* [RECORDS SHOWN]:
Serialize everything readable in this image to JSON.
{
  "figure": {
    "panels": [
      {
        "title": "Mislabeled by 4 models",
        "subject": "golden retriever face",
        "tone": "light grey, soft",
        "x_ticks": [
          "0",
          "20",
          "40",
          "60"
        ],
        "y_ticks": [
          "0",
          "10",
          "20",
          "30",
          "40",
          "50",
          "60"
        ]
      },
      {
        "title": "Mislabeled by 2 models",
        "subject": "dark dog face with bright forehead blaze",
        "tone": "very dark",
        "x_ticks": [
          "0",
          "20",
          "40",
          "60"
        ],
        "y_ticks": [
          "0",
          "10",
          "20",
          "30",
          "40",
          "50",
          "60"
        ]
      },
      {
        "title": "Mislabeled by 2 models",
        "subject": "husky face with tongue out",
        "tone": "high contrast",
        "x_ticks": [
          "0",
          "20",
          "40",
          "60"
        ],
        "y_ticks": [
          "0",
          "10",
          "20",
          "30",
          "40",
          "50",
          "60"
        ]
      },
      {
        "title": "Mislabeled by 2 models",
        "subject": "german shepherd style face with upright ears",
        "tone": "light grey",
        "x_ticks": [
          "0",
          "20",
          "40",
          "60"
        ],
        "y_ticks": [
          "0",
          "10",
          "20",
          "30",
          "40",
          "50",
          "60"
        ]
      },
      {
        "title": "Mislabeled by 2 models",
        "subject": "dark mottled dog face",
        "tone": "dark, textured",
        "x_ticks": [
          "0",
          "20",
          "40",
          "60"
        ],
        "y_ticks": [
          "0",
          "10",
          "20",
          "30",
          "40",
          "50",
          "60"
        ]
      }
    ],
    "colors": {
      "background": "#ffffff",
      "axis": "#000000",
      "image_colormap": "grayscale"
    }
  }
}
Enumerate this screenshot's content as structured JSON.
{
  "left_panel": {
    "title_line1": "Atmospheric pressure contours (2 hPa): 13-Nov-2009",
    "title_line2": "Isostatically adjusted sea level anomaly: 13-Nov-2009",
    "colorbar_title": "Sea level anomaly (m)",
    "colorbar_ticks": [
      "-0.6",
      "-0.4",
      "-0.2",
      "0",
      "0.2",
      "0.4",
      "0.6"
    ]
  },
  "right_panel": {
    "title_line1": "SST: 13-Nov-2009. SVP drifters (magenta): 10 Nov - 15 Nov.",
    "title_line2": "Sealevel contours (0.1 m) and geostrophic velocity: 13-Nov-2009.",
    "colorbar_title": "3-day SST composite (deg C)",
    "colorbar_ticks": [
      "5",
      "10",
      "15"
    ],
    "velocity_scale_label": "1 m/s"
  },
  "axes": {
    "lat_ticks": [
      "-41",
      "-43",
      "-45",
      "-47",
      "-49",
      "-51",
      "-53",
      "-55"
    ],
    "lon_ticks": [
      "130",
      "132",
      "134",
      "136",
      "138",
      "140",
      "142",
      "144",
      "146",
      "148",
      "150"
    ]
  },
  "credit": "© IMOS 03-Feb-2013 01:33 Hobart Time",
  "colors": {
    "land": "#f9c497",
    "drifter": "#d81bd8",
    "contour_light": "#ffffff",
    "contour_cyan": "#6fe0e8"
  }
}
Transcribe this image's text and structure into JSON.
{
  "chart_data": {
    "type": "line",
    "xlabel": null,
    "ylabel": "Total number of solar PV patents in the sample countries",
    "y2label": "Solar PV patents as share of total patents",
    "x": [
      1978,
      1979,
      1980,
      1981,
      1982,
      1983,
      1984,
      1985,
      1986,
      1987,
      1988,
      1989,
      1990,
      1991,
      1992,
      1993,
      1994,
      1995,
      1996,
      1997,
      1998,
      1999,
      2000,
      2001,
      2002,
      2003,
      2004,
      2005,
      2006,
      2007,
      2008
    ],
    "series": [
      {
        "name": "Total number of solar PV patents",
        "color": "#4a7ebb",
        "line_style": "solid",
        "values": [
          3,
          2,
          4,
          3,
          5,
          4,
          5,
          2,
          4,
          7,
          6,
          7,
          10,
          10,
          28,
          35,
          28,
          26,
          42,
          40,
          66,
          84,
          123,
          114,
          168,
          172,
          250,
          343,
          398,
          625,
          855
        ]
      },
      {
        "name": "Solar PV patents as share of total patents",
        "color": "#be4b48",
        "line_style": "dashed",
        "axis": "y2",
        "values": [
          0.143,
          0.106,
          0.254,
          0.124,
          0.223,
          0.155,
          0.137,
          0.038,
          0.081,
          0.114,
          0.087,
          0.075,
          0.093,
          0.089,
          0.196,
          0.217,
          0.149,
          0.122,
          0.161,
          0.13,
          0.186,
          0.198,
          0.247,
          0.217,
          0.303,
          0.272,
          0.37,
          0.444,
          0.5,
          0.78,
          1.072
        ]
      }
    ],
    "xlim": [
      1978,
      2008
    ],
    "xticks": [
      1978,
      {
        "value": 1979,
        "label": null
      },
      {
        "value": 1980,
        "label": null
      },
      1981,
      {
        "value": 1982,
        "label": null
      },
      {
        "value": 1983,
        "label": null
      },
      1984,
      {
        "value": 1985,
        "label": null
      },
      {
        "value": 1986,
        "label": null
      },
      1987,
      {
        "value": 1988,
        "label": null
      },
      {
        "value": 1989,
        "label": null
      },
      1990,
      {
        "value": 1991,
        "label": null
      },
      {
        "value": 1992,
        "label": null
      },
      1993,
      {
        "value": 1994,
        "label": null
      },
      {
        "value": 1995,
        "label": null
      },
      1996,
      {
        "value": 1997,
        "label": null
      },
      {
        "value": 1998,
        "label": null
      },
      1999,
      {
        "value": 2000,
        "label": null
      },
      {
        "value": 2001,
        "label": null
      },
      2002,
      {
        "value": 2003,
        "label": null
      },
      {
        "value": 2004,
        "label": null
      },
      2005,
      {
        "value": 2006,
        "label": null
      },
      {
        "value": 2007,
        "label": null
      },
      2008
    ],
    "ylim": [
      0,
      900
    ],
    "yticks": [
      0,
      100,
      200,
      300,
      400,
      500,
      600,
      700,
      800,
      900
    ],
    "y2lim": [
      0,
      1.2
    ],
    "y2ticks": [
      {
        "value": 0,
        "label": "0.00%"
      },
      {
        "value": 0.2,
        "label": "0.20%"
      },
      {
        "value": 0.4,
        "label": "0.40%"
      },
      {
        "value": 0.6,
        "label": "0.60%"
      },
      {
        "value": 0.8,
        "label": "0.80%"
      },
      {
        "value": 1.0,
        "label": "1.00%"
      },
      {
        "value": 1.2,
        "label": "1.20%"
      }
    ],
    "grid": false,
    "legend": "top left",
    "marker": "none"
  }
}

* [TASK REQUIREMENTS]:
Tally the lines of the records holding the word "JSON", then give only the resulting number.

* [SOLUTION FOR THIS PROBLEM]:
3